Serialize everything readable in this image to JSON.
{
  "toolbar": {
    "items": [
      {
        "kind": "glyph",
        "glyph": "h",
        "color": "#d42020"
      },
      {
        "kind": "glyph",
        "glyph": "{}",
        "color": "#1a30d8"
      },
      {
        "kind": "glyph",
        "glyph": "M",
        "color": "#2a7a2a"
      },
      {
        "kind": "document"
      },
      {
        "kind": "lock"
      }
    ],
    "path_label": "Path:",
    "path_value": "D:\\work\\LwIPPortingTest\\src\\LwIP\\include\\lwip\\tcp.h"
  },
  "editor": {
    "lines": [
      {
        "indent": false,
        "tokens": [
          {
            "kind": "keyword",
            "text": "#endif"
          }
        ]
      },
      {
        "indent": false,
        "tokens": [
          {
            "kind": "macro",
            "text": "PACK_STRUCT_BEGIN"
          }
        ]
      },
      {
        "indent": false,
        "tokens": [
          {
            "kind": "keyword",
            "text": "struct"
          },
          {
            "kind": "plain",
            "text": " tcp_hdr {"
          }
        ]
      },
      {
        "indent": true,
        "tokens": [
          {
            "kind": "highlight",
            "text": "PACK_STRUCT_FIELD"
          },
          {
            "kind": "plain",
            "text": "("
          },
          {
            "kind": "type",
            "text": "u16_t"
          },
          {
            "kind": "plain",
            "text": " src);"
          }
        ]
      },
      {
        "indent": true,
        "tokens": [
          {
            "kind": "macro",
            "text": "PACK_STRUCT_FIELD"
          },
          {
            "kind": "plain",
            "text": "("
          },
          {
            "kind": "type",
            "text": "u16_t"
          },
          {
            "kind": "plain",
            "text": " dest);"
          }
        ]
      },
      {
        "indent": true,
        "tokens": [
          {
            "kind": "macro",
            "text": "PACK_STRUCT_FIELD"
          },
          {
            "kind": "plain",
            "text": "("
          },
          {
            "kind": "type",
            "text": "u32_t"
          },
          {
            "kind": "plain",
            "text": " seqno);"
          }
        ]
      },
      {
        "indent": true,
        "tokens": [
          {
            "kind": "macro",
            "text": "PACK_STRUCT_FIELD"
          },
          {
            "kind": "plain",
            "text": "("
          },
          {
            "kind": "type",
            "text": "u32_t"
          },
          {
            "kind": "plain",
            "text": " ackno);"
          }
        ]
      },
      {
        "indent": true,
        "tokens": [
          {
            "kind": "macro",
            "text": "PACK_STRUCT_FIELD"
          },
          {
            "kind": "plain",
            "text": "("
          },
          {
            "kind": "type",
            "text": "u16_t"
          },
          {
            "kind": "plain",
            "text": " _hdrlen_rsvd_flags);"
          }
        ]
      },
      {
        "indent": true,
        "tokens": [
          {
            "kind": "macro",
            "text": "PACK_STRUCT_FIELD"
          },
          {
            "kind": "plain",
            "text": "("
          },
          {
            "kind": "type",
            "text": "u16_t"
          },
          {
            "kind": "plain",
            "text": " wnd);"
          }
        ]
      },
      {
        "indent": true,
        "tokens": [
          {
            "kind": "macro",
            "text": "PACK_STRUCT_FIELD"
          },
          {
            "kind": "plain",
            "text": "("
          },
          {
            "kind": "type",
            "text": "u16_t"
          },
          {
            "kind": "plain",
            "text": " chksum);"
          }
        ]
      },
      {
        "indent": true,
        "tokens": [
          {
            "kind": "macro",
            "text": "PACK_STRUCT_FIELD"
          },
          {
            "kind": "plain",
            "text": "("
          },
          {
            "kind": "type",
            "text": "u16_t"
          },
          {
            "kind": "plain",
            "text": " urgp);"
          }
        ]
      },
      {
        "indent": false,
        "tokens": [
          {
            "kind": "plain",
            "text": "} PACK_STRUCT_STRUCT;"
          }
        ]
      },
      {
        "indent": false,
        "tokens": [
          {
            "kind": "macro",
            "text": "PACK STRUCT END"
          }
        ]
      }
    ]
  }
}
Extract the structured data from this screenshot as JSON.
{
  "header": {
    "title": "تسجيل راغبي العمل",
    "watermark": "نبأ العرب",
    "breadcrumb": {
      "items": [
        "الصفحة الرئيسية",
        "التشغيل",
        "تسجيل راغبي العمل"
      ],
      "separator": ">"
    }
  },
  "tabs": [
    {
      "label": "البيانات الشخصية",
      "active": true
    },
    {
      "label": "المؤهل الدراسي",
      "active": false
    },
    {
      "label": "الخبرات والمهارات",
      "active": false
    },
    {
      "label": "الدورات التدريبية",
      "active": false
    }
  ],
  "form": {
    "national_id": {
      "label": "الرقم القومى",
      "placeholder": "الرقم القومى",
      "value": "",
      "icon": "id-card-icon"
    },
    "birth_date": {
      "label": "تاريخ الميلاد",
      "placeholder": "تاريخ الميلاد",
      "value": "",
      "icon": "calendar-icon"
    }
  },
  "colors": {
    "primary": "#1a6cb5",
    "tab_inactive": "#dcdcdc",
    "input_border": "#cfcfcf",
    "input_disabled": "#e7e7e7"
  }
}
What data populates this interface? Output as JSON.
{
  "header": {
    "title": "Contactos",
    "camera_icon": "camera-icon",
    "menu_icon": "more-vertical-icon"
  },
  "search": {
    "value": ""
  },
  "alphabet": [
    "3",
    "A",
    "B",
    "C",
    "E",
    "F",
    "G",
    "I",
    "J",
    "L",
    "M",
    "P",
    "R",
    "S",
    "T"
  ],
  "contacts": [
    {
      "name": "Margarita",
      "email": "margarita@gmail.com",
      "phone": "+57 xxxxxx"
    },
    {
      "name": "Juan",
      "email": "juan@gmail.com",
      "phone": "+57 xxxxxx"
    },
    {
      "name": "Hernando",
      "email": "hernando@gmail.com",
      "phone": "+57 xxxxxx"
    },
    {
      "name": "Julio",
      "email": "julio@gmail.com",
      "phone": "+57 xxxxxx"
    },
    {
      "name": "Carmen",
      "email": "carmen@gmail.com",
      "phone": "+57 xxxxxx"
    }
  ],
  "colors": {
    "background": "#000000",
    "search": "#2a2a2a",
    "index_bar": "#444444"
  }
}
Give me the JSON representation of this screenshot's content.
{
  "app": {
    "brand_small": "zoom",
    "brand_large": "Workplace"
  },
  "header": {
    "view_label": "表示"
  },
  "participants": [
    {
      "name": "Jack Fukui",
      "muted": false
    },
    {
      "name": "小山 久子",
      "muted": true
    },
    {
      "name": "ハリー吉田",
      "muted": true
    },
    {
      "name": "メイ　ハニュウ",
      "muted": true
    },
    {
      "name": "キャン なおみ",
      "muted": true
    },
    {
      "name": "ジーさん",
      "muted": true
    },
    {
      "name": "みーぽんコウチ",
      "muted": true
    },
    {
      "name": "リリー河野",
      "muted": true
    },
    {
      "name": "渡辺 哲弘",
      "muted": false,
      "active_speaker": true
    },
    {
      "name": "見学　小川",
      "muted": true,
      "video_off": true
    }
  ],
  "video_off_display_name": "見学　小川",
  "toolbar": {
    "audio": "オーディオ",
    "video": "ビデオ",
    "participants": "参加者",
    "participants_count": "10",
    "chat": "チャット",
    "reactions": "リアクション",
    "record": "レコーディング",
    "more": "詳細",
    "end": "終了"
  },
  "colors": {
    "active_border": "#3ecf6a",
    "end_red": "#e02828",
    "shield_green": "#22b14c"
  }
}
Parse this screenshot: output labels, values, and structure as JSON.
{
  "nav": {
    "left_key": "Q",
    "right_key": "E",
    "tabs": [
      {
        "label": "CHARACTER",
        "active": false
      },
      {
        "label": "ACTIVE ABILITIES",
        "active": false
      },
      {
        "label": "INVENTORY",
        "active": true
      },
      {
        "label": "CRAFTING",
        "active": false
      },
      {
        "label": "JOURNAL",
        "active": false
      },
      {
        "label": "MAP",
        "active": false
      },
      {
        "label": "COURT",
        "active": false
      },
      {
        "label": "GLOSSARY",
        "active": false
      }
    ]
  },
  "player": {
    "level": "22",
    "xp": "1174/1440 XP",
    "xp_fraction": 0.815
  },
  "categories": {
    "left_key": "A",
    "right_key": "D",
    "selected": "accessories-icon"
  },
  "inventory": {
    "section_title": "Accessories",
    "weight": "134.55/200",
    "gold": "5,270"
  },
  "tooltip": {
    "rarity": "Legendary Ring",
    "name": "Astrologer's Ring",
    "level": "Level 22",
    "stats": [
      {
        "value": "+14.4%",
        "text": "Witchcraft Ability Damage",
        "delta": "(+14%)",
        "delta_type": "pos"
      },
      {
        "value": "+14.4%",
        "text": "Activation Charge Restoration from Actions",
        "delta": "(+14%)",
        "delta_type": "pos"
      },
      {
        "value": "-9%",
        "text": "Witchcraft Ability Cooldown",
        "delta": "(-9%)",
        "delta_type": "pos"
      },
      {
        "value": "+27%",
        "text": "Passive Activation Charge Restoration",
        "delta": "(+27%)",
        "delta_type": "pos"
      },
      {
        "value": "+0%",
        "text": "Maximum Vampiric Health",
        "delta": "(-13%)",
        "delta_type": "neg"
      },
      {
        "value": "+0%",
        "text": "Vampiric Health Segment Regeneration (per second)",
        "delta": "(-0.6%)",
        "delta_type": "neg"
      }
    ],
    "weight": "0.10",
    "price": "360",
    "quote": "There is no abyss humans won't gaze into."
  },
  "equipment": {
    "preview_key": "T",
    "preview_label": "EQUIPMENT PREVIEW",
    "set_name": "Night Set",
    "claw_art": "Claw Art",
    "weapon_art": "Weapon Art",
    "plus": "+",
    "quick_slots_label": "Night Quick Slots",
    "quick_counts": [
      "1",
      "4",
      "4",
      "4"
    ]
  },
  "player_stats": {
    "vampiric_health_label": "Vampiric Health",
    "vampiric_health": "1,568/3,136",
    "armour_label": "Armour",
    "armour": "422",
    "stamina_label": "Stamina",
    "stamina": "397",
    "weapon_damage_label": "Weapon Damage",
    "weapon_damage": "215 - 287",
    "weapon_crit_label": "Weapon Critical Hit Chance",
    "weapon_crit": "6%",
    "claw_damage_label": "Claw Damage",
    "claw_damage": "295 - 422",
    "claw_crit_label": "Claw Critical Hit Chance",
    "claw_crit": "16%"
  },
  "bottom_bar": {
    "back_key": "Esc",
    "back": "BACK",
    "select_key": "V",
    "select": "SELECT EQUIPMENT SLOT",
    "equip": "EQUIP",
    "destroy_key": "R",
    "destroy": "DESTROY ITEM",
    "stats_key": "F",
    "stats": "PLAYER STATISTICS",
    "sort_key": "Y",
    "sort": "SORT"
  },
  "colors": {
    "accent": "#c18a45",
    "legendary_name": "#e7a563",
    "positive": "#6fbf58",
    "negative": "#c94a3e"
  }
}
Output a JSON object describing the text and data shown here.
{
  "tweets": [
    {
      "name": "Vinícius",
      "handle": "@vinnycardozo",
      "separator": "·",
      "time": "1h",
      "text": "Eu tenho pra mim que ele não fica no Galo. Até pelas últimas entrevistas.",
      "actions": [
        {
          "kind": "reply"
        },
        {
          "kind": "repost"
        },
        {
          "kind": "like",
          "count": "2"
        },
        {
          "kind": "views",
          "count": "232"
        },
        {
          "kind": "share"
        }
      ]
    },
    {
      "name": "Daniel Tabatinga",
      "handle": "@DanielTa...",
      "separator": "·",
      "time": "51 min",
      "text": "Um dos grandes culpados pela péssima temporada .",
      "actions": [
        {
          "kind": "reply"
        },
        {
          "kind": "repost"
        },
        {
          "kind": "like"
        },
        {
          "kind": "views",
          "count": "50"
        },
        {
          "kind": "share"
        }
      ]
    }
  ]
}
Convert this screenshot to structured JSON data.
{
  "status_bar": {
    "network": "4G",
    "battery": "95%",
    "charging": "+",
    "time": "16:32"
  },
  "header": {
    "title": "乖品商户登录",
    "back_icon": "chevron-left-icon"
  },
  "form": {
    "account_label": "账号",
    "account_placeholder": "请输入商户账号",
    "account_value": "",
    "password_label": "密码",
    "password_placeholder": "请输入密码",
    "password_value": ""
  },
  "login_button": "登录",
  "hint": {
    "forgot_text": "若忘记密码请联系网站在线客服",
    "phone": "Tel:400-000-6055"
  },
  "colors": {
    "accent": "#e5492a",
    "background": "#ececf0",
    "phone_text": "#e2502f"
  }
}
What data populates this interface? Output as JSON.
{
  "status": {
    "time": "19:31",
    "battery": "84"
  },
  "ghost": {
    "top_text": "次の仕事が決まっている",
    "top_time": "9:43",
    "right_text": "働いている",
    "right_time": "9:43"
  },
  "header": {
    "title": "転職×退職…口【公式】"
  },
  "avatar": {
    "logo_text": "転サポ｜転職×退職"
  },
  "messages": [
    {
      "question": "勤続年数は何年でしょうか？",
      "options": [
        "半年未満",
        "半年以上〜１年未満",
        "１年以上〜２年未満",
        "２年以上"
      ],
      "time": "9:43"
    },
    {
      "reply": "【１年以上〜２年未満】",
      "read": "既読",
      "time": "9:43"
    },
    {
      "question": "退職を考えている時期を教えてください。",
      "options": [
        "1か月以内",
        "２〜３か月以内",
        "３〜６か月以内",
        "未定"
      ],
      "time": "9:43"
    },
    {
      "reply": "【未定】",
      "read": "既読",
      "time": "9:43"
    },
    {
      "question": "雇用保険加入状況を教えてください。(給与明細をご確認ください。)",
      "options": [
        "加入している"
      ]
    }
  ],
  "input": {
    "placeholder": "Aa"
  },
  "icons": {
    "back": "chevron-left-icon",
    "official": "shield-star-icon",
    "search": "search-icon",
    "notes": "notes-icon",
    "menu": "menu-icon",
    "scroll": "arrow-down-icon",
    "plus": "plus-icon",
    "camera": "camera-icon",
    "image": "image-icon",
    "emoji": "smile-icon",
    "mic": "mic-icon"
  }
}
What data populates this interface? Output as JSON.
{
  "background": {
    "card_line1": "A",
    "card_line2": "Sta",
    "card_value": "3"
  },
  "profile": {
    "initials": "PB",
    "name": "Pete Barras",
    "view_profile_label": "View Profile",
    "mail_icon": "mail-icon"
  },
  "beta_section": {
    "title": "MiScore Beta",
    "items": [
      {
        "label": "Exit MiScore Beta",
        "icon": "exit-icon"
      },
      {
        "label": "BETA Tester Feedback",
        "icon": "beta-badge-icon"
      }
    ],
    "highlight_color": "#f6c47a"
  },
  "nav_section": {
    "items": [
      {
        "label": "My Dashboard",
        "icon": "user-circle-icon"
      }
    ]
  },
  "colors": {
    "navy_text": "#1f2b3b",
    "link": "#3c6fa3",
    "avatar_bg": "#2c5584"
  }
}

==================================================

# What you are asked to do
Find the string "from" in the entries above and return each line that holds it.

# Exercise solution
Extract the structured data from this screenshot as JSON.
        "text": "Activation Charge Restoration from Actions",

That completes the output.